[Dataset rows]
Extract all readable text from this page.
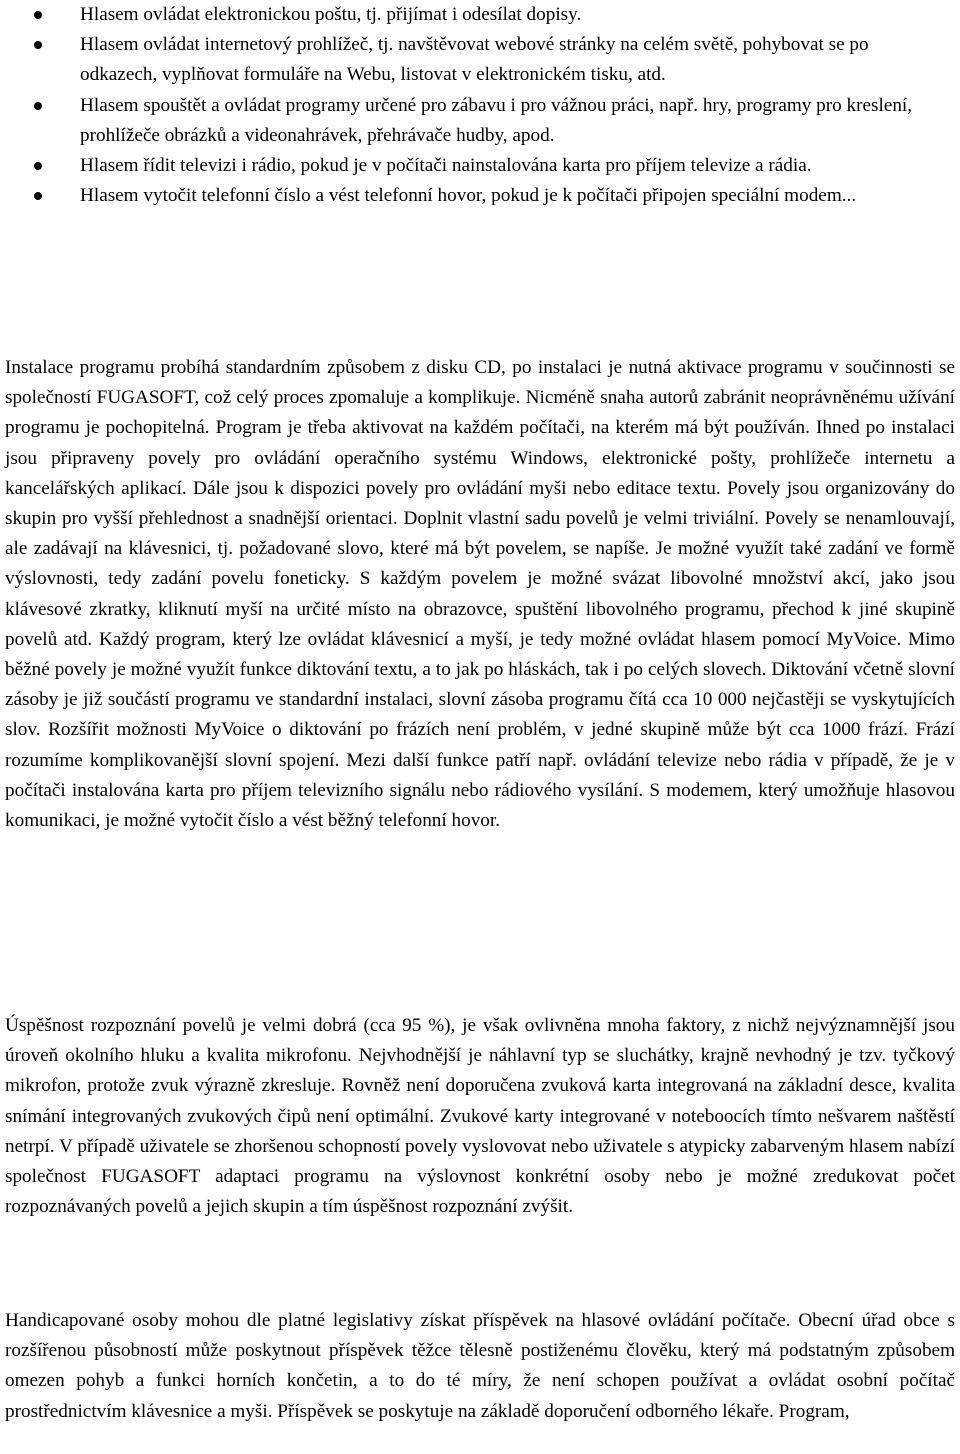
Hlasem ovládat elektronickou poštu, tj. přijímat i odesílat dopisy.
Hlasem ovládat internetový prohlížeč, tj. navštěvovat webové stránky na celém světě, pohybovat se po odkazech, vyplňovat formuláře na Webu, listovat v elektronickém tisku, atd.
Hlasem spouštět a ovládat programy určené pro zábavu i pro vážnou práci, např. hry, programy pro kreslení, prohlížeče obrázků a videonahrávek, přehrávače hudby, apod.
Hlasem řídit televizi i rádio, pokud je v počítači nainstalována karta pro příjem televize a rádia.
Hlasem vytočit telefonní číslo a vést telefonní hovor, pokud je k počítači připojen speciální modem...

Instalace programu probíhá standardním způsobem z disku CD, po instalaci je nutná aktivace programu v součinnosti se společností FUGASOFT, což celý proces zpomaluje a komplikuje. Nicméně snaha autorů zabránit neoprávněnému užívání programu je pochopitelná. Program je třeba aktivovat na každém počítači, na kterém má být používán. Ihned po instalaci jsou připraveny povely pro ovládání operačního systému Windows, elektronické pošty, prohlížeče internetu a kancelářských aplikací. Dále jsou k dispozici povely pro ovládání myši nebo editace textu. Povely jsou organizovány do skupin pro vyšší přehlednost a snadnější orientaci. Doplnit vlastní sadu povelů je velmi triviální. Povely se nenamlouvají, ale zadávají na klávesnici, tj. požadované slovo, které má být povelem, se napíše. Je možné využít také zadání ve formě výslovnosti, tedy zadání povelu foneticky. S každým povelem je možné svázat libovolné množství akcí, jako jsou klávesové zkratky, kliknutí myší na určité místo na obrazovce, spuštění libovolného programu, přechod k jiné skupině povelů atd. Každý program, který lze ovládat klávesnicí a myší, je tedy možné ovládat hlasem pomocí MyVoice. Mimo běžné povely je možné využít funkce diktování textu, a to jak po hláskách, tak i po celých slovech. Diktování včetně slovní zásoby je již součástí programu ve standardní instalaci, slovní zásoba programu čítá cca 10 000 nejčastěji se vyskytujících slov. Rozšířit možnosti MyVoice o diktování po frázích není problém, v jedné skupině může být cca 1000 frází. Frází rozumíme komplikovanější slovní spojení. Mezi další funkce patří např. ovládání televize nebo rádia v případě, že je v počítači instalována karta pro příjem televizního signálu nebo rádiového vysílání. S modemem, který umožňuje hlasovou komunikaci, je možné vytočit číslo a vést běžný telefonní hovor.

Úspěšnost rozpoznání povelů je velmi dobrá (cca 95 %), je však ovlivněna mnoha faktory, z nichž nejvýznamnější jsou úroveň okolního hluku a kvalita mikrofonu. Nejvhodnější je náhlavní typ se sluchátky, krajně nevhodný je tzv. tyčkový mikrofon, protože zvuk výrazně zkresluje. Rovněž není doporučena zvuková karta integrovaná na základní desce, kvalita snímání integrovaných zvukových čipů není optimální. Zvukové karty integrované v noteboocích tímto nešvarem naštěstí netrpí. V případě uživatele se zhoršenou schopností povely vyslovovat nebo uživatele s atypicky zabarveným hlasem nabízí společnost FUGASOFT adaptaci programu na výslovnost konkrétní osoby nebo je možné zredukovat počet rozpoznávaných povelů a jejich skupin a tím úspěšnost rozpoznání zvýšit.

Handicapované osoby mohou dle platné legislativy získat příspěvek na hlasové ovládání počítače. Obecní úřad obce s rozšířenou působností může poskytnout příspěvek těžce tělesně postiženému člověku, který má podstatným způsobem omezen pohyb a funkci horních končetin, a to do té míry, že není schopen používat a ovládat osobní počítač prostřednictvím klávesnice a myši. Příspěvek se poskytuje na základě doporučení odborného lékaře. Program,
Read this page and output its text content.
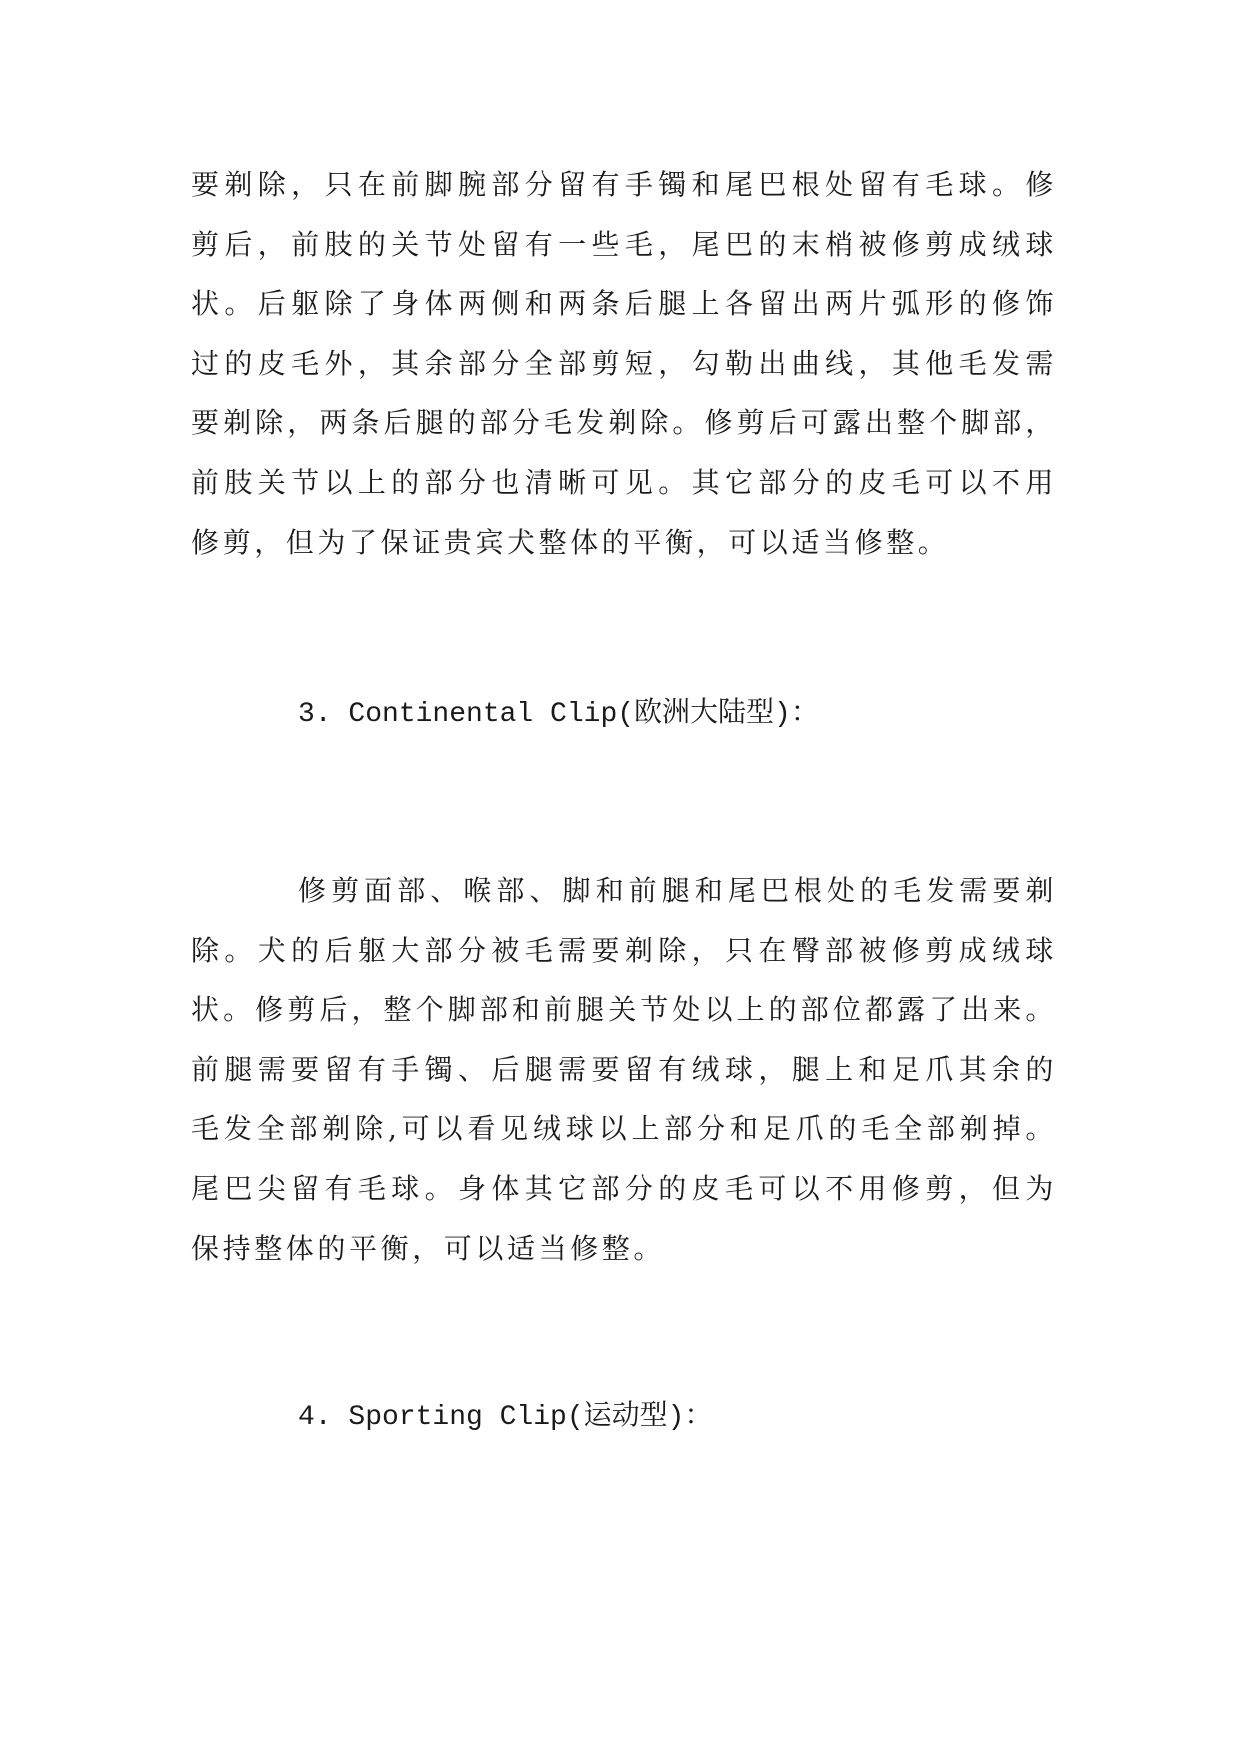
要剃除，只在前脚腕部分留有手镯和尾巴根处留有毛球。修
剪后，前肢的关节处留有一些毛，尾巴的末梢被修剪成绒球
状。后躯除了身体两侧和两条后腿上各留出两片弧形的修饰
过的皮毛外，其余部分全部剪短，勾勒出曲线，其他毛发需
要剃除，两条后腿的部分毛发剃除。修剪后可露出整个脚部，
前肢关节以上的部分也清晰可见。其它部分的皮毛可以不用
修剪，但为了保证贵宾犬整体的平衡，可以适当修整。
3. Continental Clip(欧洲大陆型)：
修剪面部、喉部、脚和前腿和尾巴根处的毛发需要剃
除。犬的后躯大部分被毛需要剃除，只在臀部被修剪成绒球
状。修剪后，整个脚部和前腿关节处以上的部位都露了出来。
前腿需要留有手镯、后腿需要留有绒球，腿上和足爪其余的
毛发全部剃除,可以看见绒球以上部分和足爪的毛全部剃掉。
尾巴尖留有毛球。身体其它部分的皮毛可以不用修剪，但为
保持整体的平衡，可以适当修整。
4. Sporting Clip(运动型)：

- **WHAT IS REQUIRED**: With pictures left out, repeat exactly the lines from the line bearing "Read this page and output its text content." through the final line of the records above.

- **FULL SOLUTION**:
Read this page and output its text content.
要剃除，只在前脚腕部分留有手镯和尾巴根处留有毛球。修
剪后，前肢的关节处留有一些毛，尾巴的末梢被修剪成绒球
状。后躯除了身体两侧和两条后腿上各留出两片弧形的修饰
过的皮毛外，其余部分全部剪短，勾勒出曲线，其他毛发需
要剃除，两条后腿的部分毛发剃除。修剪后可露出整个脚部，
前肢关节以上的部分也清晰可见。其它部分的皮毛可以不用
修剪，但为了保证贵宾犬整体的平衡，可以适当修整。
3. Continental Clip(欧洲大陆型)：
修剪面部、喉部、脚和前腿和尾巴根处的毛发需要剃
除。犬的后躯大部分被毛需要剃除，只在臀部被修剪成绒球
状。修剪后，整个脚部和前腿关节处以上的部位都露了出来。
前腿需要留有手镯、后腿需要留有绒球，腿上和足爪其余的
毛发全部剃除,可以看见绒球以上部分和足爪的毛全部剃掉。
尾巴尖留有毛球。身体其它部分的皮毛可以不用修剪，但为
保持整体的平衡，可以适当修整。
4. Sporting Clip(运动型)：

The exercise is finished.